■ **SELECTED PASSAGE**

By Bob Berwyn, InsideClimate News
Nov 15, 2020
Hurricanes are not just intensifying faster and dropping more rain. Because of global warming, their destructive power persists longer after reaching land, increasing risks to communities farther inland that may be unprepared for devastating winds and flooding.
That shift was underlined last week by an analysis of Atlantic hurricanes that made landfall between 1967 and 2018. The study, published Nov. 11 in Nature, showed that, in the second half of the study period, hurricanes weakened almost twice as slowly after hitting land. "As the world continues to warm, the destructive power of hurricanes will extend progressively farther inland," the researchers wrote in their report.
Scientists have known for some time that, as global temperatures warm, hurricanes are intensifying, and are more likely to stall and produce rain.

■ **RECORDED INFORMATION**
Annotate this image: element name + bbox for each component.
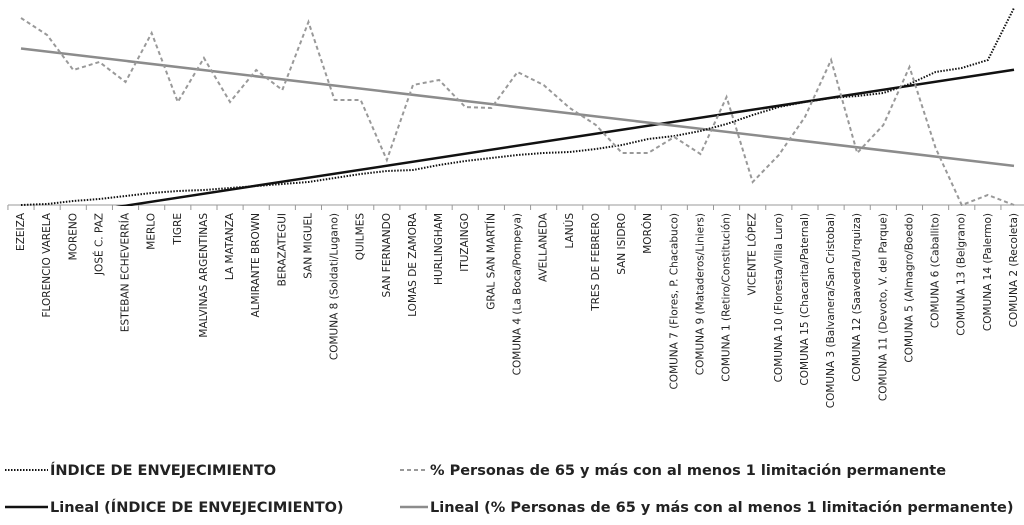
x-tick-label: AVELLANEDA <box>538 212 550 282</box>
legend-label: ÍNDICE DE ENVEJECIMIENTO <box>50 462 276 479</box>
trend-line <box>115 68 1015 206</box>
x-tick-label: COMUNA 5 (Almagro/Boedo) <box>903 213 915 363</box>
x-tick-label: ALMIRANTE BROWN <box>250 213 262 317</box>
plot <box>20 7 1015 206</box>
x-tick-label: FLORENCIO VARELA <box>41 212 53 317</box>
x-tick-label: LOMAS DE ZAMORA <box>407 212 419 317</box>
x-tick-label: COMUNA 11 (Devoto, V. del Parque) <box>877 213 889 401</box>
x-tick-label: SAN FERNANDO <box>381 213 393 297</box>
x-tick-label: COMUNA 4 (La Boca/Pompeya) <box>512 213 524 375</box>
x-tick-label: GRAL SAN MARTÍN <box>484 213 497 310</box>
series-line <box>20 7 1015 206</box>
x-tick-label: COMUNA 7 (Flores, P. Chacabuco) <box>668 213 680 390</box>
x-tick-label: HURLINGHAM <box>433 213 445 285</box>
x-tick-label: COMUNA 1 (Retiro/Constitución) <box>721 213 733 382</box>
legend-label: % Personas de 65 y más con al menos 1 li… <box>430 463 946 479</box>
x-tick-label: COMUNA 8 (Soldati/Lugano) <box>329 213 341 360</box>
x-tick-label: BERAZATEGUI <box>276 213 288 286</box>
x-tick-label: COMUNA 9 (Mataderos/Liniers) <box>694 213 706 375</box>
x-tick-label: ESTEBAN ECHEVERRÍA <box>119 212 132 332</box>
x-tick-label: TRES DE FEBRERO <box>590 213 602 312</box>
legend-label: Lineal (ÍNDICE DE ENVEJECIMIENTO) <box>50 499 344 516</box>
x-tick-label: COMUNA 10 (Floresta/Villa Luro) <box>773 213 785 382</box>
legend-label: Lineal (% Personas de 65 y más con al me… <box>430 500 1013 516</box>
x-tick-label: VICENTE LÓPEZ <box>746 213 759 295</box>
x-tick-label: SAN ISIDRO <box>616 213 628 275</box>
x-tick-label: LA MATANZA <box>224 212 236 280</box>
x-tick-label: EZEIZA <box>15 212 27 251</box>
trend-line <box>20 47 1015 168</box>
x-tick-label: LANÚS <box>563 213 576 249</box>
x-tick-label: MORENO <box>67 213 79 260</box>
x-tick-label: MORÓN <box>641 213 654 254</box>
x-tick-label: COMUNA 6 (Caballito) <box>930 213 942 328</box>
x-tick-label: COMUNA 15 (Chacarita/Paternal) <box>799 213 811 386</box>
x-tick-label: ITUZAINGO <box>459 213 471 272</box>
x-tick-label: JOSÉ C. PAZ <box>92 213 105 276</box>
x-tick-label: TIGRE <box>172 213 184 246</box>
x-tick-label: SAN MIGUEL <box>302 213 314 279</box>
x-tick-label: COMUNA 3 (Balvanera/San Cristobal) <box>825 213 837 408</box>
x-tick-label: COMUNA 14 (Palermo) <box>982 213 994 331</box>
series-line <box>20 17 1015 206</box>
x-tick-label: COMUNA 12 (Saavedra/Urquiza) <box>851 213 863 382</box>
x-tick-label: MALVINAS ARGENTINAS <box>198 213 210 338</box>
x-tick-label: QUILMES <box>355 213 367 261</box>
x-tick-label: COMUNA 2 (Recoleta) <box>1008 213 1020 327</box>
x-tick-label: MERLO <box>146 213 158 250</box>
x-tick-label: COMUNA 13 (Belgrano) <box>956 213 968 336</box>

■ **WRITTEN TASK**
Answer these questions about the hurricane article:
(a) Between which years did the Atlantic hurricanes in the analysis make landfall?
(b) In what journal, and on what date, was the study published?
(c) Besides intensifying, what two things are hurricanes more likely to do as global temperatures warm?
Answer from the text only, without drawing on the entries.

■ **RESPONSE TO THIS EXERCISE**
(a) Between 1967 and 2018.
(b) In Nature, on Nov. 11.
(c) Stall and produce rain.